The problem ->
Locate all lines with the word "Application". Copy them.

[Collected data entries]
* * * *

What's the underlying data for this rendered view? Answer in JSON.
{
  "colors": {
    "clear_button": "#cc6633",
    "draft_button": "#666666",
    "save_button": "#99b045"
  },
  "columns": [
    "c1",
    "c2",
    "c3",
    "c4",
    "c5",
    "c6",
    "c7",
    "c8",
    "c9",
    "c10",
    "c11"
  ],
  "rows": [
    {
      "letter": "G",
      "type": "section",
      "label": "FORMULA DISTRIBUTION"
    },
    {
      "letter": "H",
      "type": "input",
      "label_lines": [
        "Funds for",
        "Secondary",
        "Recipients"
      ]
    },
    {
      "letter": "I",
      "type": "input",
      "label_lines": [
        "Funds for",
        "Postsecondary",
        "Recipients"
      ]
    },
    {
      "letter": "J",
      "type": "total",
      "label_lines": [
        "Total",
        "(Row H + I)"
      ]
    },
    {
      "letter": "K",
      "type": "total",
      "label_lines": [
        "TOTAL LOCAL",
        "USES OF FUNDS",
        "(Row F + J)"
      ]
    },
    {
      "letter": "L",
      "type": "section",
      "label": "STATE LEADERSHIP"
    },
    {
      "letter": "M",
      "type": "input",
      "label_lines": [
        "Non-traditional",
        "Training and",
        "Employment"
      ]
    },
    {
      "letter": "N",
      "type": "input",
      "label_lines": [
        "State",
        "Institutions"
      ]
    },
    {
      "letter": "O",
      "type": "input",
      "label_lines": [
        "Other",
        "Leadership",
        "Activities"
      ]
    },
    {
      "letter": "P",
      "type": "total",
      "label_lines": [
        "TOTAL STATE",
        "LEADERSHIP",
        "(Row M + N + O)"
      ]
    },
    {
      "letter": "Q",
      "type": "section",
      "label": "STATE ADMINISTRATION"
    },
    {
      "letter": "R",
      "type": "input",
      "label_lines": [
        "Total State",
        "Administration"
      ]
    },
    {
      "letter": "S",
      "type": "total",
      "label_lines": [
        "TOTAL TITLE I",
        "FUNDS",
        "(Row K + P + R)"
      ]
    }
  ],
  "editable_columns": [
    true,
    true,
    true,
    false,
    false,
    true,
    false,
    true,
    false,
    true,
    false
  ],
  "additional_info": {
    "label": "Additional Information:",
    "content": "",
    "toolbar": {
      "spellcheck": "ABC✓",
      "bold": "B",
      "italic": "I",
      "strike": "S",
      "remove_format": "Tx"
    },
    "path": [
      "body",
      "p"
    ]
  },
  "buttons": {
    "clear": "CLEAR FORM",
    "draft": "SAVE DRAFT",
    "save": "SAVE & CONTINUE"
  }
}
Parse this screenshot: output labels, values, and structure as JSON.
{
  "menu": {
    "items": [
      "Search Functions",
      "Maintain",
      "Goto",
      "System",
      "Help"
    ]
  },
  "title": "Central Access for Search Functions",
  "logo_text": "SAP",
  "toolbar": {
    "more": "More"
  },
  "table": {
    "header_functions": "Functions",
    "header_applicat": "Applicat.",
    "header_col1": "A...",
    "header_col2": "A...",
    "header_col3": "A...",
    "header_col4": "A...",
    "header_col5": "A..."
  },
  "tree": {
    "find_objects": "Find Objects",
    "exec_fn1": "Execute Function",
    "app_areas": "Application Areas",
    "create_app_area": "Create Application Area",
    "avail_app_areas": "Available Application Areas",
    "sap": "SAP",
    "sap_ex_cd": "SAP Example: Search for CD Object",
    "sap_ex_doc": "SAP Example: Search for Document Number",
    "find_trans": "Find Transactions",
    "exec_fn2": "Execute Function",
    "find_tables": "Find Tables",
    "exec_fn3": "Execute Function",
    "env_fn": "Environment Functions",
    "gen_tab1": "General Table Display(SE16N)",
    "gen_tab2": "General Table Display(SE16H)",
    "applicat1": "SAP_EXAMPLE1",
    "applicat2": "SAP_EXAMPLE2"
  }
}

* * * *

Exercise result ->
    "app_areas": "Application Areas",
    "create_app_area": "Create Application Area",
    "avail_app_areas": "Available Application Areas",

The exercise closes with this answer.